Aim: Copy the records that follow exactly as written, but not their pictures.

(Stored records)
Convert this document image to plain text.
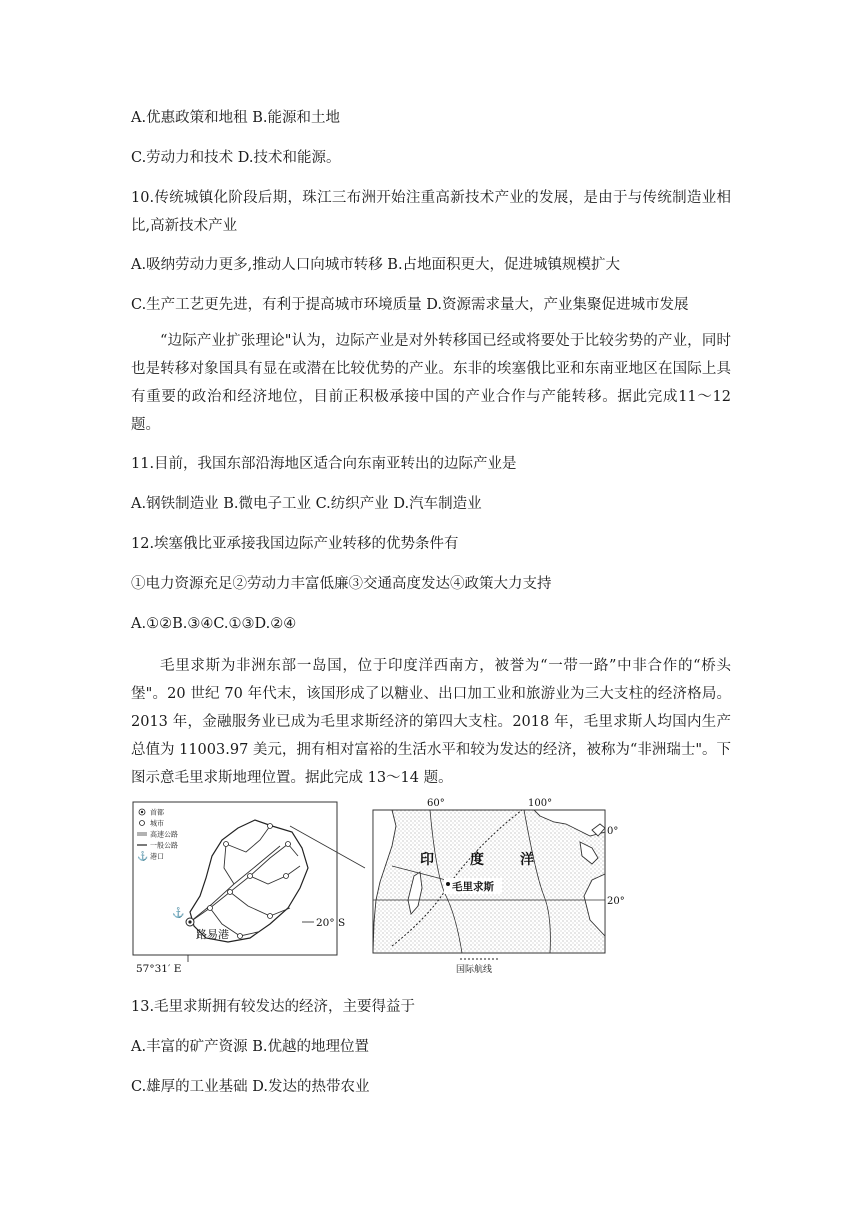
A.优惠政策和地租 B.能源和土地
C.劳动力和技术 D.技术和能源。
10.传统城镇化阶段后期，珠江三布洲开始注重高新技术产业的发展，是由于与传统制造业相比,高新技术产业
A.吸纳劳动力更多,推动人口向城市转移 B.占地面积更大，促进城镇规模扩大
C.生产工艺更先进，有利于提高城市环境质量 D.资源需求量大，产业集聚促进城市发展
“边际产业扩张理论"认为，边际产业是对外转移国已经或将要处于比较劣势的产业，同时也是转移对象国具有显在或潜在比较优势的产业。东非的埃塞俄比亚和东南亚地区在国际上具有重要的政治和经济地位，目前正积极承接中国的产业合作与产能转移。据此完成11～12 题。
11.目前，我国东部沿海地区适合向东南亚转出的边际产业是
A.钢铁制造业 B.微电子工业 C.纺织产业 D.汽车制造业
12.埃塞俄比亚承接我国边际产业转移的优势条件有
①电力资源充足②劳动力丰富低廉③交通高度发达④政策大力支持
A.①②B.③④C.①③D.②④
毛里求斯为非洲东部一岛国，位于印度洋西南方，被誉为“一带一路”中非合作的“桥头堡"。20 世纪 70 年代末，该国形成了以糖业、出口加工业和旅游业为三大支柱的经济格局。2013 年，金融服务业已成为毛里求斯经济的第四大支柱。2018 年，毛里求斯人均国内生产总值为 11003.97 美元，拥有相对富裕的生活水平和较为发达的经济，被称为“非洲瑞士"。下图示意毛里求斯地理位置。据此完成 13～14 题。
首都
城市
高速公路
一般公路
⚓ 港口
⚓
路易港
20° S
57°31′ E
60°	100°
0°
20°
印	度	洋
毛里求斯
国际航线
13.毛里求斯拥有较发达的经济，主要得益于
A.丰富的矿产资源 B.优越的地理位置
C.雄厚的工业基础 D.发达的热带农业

Complete answer:
Convert this document image to plain text.
A.优惠政策和地租 B.能源和土地
C.劳动力和技术 D.技术和能源。
10.传统城镇化阶段后期，珠江三布洲开始注重高新技术产业的发展，是由于与传统制造业相比,高新技术产业
A.吸纳劳动力更多,推动人口向城市转移 B.占地面积更大，促进城镇规模扩大
C.生产工艺更先进，有利于提高城市环境质量 D.资源需求量大，产业集聚促进城市发展
“边际产业扩张理论"认为，边际产业是对外转移国已经或将要处于比较劣势的产业，同时也是转移对象国具有显在或潜在比较优势的产业。东非的埃塞俄比亚和东南亚地区在国际上具有重要的政治和经济地位，目前正积极承接中国的产业合作与产能转移。据此完成11～12 题。
11.目前，我国东部沿海地区适合向东南亚转出的边际产业是
A.钢铁制造业 B.微电子工业 C.纺织产业 D.汽车制造业
12.埃塞俄比亚承接我国边际产业转移的优势条件有
①电力资源充足②劳动力丰富低廉③交通高度发达④政策大力支持
A.①②B.③④C.①③D.②④
毛里求斯为非洲东部一岛国，位于印度洋西南方，被誉为“一带一路”中非合作的“桥头堡"。20 世纪 70 年代末，该国形成了以糖业、出口加工业和旅游业为三大支柱的经济格局。2013 年，金融服务业已成为毛里求斯经济的第四大支柱。2018 年，毛里求斯人均国内生产总值为 11003.97 美元，拥有相对富裕的生活水平和较为发达的经济，被称为“非洲瑞士"。下图示意毛里求斯地理位置。据此完成 13～14 题。
首都
城市
高速公路
一般公路
⚓ 港口
⚓
路易港
20° S
57°31′ E
60°	100°
0°
20°
印	度	洋
毛里求斯
国际航线
13.毛里求斯拥有较发达的经济，主要得益于
A.丰富的矿产资源 B.优越的地理位置
C.雄厚的工业基础 D.发达的热带农业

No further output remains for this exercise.